> [PROBLEM REQUIREMENTS]
Your task is to extract every line from the material below exactly.

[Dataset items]
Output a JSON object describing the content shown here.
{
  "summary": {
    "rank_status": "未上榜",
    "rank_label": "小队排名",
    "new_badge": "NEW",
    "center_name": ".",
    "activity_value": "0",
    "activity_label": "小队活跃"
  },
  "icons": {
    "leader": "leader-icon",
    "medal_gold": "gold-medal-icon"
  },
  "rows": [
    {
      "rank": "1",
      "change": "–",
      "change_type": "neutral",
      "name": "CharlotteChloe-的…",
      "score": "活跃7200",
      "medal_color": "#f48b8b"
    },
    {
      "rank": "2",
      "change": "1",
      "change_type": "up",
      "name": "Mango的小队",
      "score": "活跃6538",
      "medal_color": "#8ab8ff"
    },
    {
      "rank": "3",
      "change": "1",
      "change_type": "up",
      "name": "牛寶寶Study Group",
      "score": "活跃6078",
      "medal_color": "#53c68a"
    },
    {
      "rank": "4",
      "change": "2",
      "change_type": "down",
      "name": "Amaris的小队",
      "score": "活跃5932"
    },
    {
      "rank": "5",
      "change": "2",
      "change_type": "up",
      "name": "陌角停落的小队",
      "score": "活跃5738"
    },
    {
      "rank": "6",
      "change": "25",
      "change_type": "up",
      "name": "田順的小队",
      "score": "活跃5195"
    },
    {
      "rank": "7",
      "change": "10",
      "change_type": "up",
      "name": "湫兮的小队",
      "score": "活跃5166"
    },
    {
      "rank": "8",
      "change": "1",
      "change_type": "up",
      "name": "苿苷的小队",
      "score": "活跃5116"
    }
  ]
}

> [REPLY TO THE TASK]
Output a JSON object describing the content shown here.
{
  "summary": {
    "rank_status": "未上榜",
    "rank_label": "小队排名",
    "new_badge": "NEW",
    "center_name": ".",
    "activity_value": "0",
    "activity_label": "小队活跃"
  },
  "icons": {
    "leader": "leader-icon",
    "medal_gold": "gold-medal-icon"
  },
  "rows": [
    {
      "rank": "1",
      "change": "–",
      "change_type": "neutral",
      "name": "CharlotteChloe-的…",
      "score": "活跃7200",
      "medal_color": "#f48b8b"
    },
    {
      "rank": "2",
      "change": "1",
      "change_type": "up",
      "name": "Mango的小队",
      "score": "活跃6538",
      "medal_color": "#8ab8ff"
    },
    {
      "rank": "3",
      "change": "1",
      "change_type": "up",
      "name": "牛寶寶Study Group",
      "score": "活跃6078",
      "medal_color": "#53c68a"
    },
    {
      "rank": "4",
      "change": "2",
      "change_type": "down",
      "name": "Amaris的小队",
      "score": "活跃5932"
    },
    {
      "rank": "5",
      "change": "2",
      "change_type": "up",
      "name": "陌角停落的小队",
      "score": "活跃5738"
    },
    {
      "rank": "6",
      "change": "25",
      "change_type": "up",
      "name": "田順的小队",
      "score": "活跃5195"
    },
    {
      "rank": "7",
      "change": "10",
      "change_type": "up",
      "name": "湫兮的小队",
      "score": "活跃5166"
    },
    {
      "rank": "8",
      "change": "1",
      "change_type": "up",
      "name": "苿苷的小队",
      "score": "活跃5116"
    }
  ]
}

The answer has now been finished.